Provided records:
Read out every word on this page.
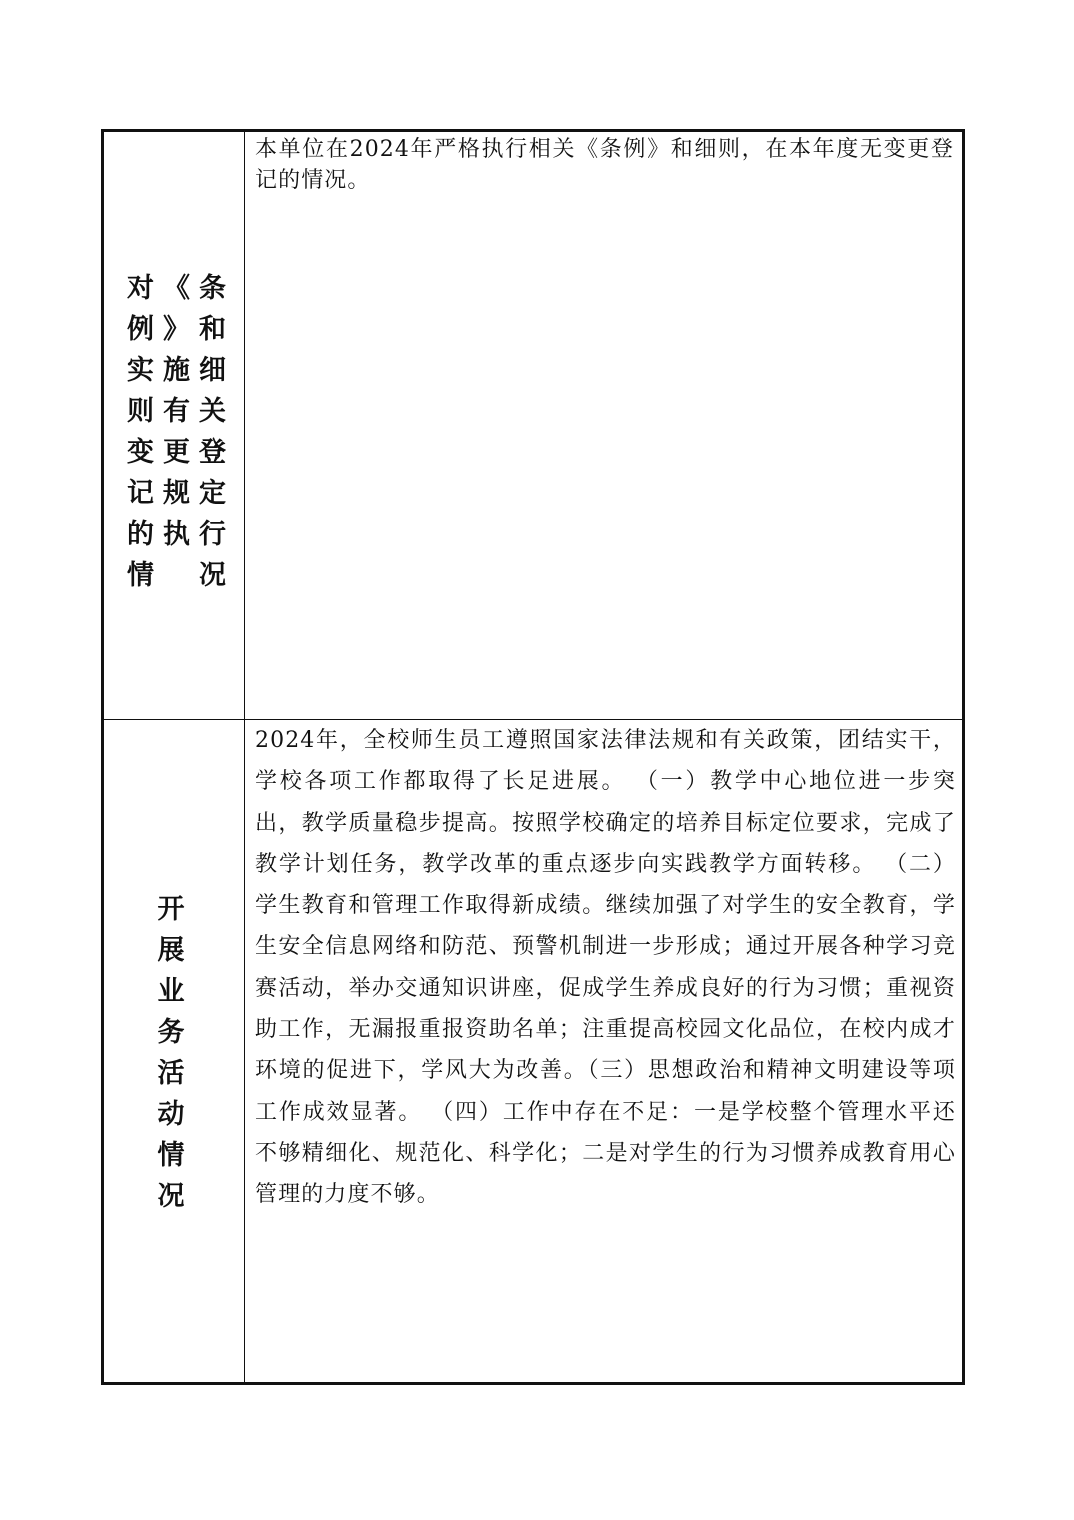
对《条
例》和
实施细
则有关
变更登
记规定
的执行
情　况
本单位在2024年严格执行相关《条例》和细则，在本年度无变更登记的情况。
开
展
业
务
活
动
情
况
2024年，全校师生员工遵照国家法律法规和有关政策，团结实干，学校各项工作都取得了长足进展。 （一）教学中心地位进一步突出，教学质量稳步提高。按照学校确定的培养目标定位要求，完成了教学计划任务，教学改革的重点逐步向实践教学方面转移。 （二）学生教育和管理工作取得新成绩。继续加强了对学生的安全教育，学生安全信息网络和防范、预警机制进一步形成；通过开展各种学习竞赛活动，举办交通知识讲座，促成学生养成良好的行为习惯；重视资助工作，无漏报重报资助名单；注重提高校园文化品位，在校内成才环境的促进下，学风大为改善。（三）思想政治和精神文明建设等项工作成效显著。 （四）工作中存在不足：一是学校整个管理水平还不够精细化、规范化、科学化；二是对学生的行为习惯养成教育用心管理的力度不够。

Required task: Retype every entry verbatim and exclude the pictures from the copy.

Task solution:
Read out every word on this page.
对《条
例》和
实施细
则有关
变更登
记规定
的执行
情　况
本单位在2024年严格执行相关《条例》和细则，在本年度无变更登记的情况。
开
展
业
务
活
动
情
况
2024年，全校师生员工遵照国家法律法规和有关政策，团结实干，学校各项工作都取得了长足进展。 （一）教学中心地位进一步突出，教学质量稳步提高。按照学校确定的培养目标定位要求，完成了教学计划任务，教学改革的重点逐步向实践教学方面转移。 （二）学生教育和管理工作取得新成绩。继续加强了对学生的安全教育，学生安全信息网络和防范、预警机制进一步形成；通过开展各种学习竞赛活动，举办交通知识讲座，促成学生养成良好的行为习惯；重视资助工作，无漏报重报资助名单；注重提高校园文化品位，在校内成才环境的促进下，学风大为改善。（三）思想政治和精神文明建设等项工作成效显著。 （四）工作中存在不足：一是学校整个管理水平还不够精细化、规范化、科学化；二是对学生的行为习惯养成教育用心管理的力度不够。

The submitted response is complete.